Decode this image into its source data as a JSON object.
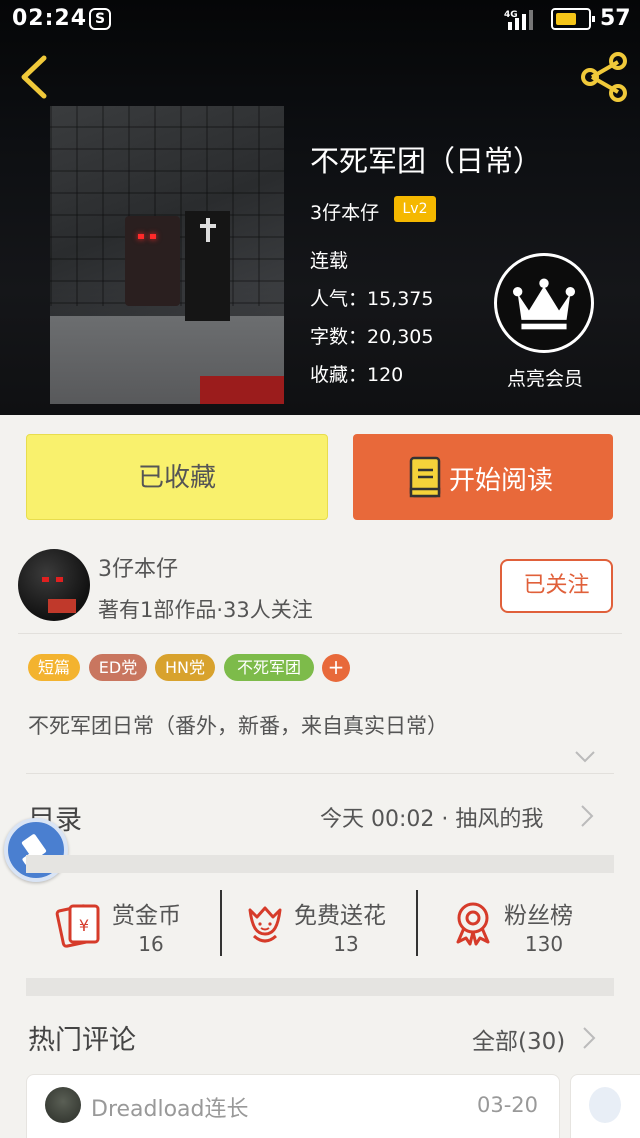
{
  "status_bar": {
    "time": "02:24",
    "app_glyph": "S",
    "network": "4G",
    "battery_pct": "57"
  },
  "book": {
    "title": "不死军团（日常）",
    "author": "3仔本仔",
    "level": "Lv2",
    "status": "连载",
    "popularity": "人气：15,375",
    "word_count": "字数：20,305",
    "favorites": "收藏：120"
  },
  "vip": {
    "label": "点亮会员"
  },
  "actions": {
    "collected_label": "已收藏",
    "read_label": "开始阅读"
  },
  "author_card": {
    "name": "3仔本仔",
    "stats": "著有1部作品·33人关注",
    "follow_label": "已关注"
  },
  "tags": [
    {
      "label": "短篇",
      "color": "#f3b32f"
    },
    {
      "label": "ED党",
      "color": "#c9765f"
    },
    {
      "label": "HN党",
      "color": "#d8a22d"
    },
    {
      "label": "不死军团",
      "color": "#7dbb4a"
    }
  ],
  "tag_add_label": "+",
  "description": "不死军团日常（番外，新番，来自真实日常）",
  "catalog": {
    "title": "目录",
    "latest": "今天 00:02 · 抽风的我"
  },
  "stats": [
    {
      "label": "赏金币",
      "value": "16"
    },
    {
      "label": "免费送花",
      "value": "13"
    },
    {
      "label": "粉丝榜",
      "value": "130"
    }
  ],
  "comments": {
    "title": "热门评论",
    "see_all": "全部(30)",
    "items": [
      {
        "user": "Dreadload连长",
        "date": "03-20"
      }
    ]
  },
  "colors": {
    "accent": "#e8693a",
    "collected_bg": "#f9f16d",
    "level_badge": "#f5b800"
  }
}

____________

What to produce: Repeat the material above word for word and skip every image in it.

Response to this exercise:
Decode this image into its source data as a JSON object.
{
  "status_bar": {
    "time": "02:24",
    "app_glyph": "S",
    "network": "4G",
    "battery_pct": "57"
  },
  "book": {
    "title": "不死军团（日常）",
    "author": "3仔本仔",
    "level": "Lv2",
    "status": "连载",
    "popularity": "人气：15,375",
    "word_count": "字数：20,305",
    "favorites": "收藏：120"
  },
  "vip": {
    "label": "点亮会员"
  },
  "actions": {
    "collected_label": "已收藏",
    "read_label": "开始阅读"
  },
  "author_card": {
    "name": "3仔本仔",
    "stats": "著有1部作品·33人关注",
    "follow_label": "已关注"
  },
  "tags": [
    {
      "label": "短篇",
      "color": "#f3b32f"
    },
    {
      "label": "ED党",
      "color": "#c9765f"
    },
    {
      "label": "HN党",
      "color": "#d8a22d"
    },
    {
      "label": "不死军团",
      "color": "#7dbb4a"
    }
  ],
  "tag_add_label": "+",
  "description": "不死军团日常（番外，新番，来自真实日常）",
  "catalog": {
    "title": "目录",
    "latest": "今天 00:02 · 抽风的我"
  },
  "stats": [
    {
      "label": "赏金币",
      "value": "16"
    },
    {
      "label": "免费送花",
      "value": "13"
    },
    {
      "label": "粉丝榜",
      "value": "130"
    }
  ],
  "comments": {
    "title": "热门评论",
    "see_all": "全部(30)",
    "items": [
      {
        "user": "Dreadload连长",
        "date": "03-20"
      }
    ]
  },
  "colors": {
    "accent": "#e8693a",
    "collected_bg": "#f9f16d",
    "level_badge": "#f5b800"
  }
}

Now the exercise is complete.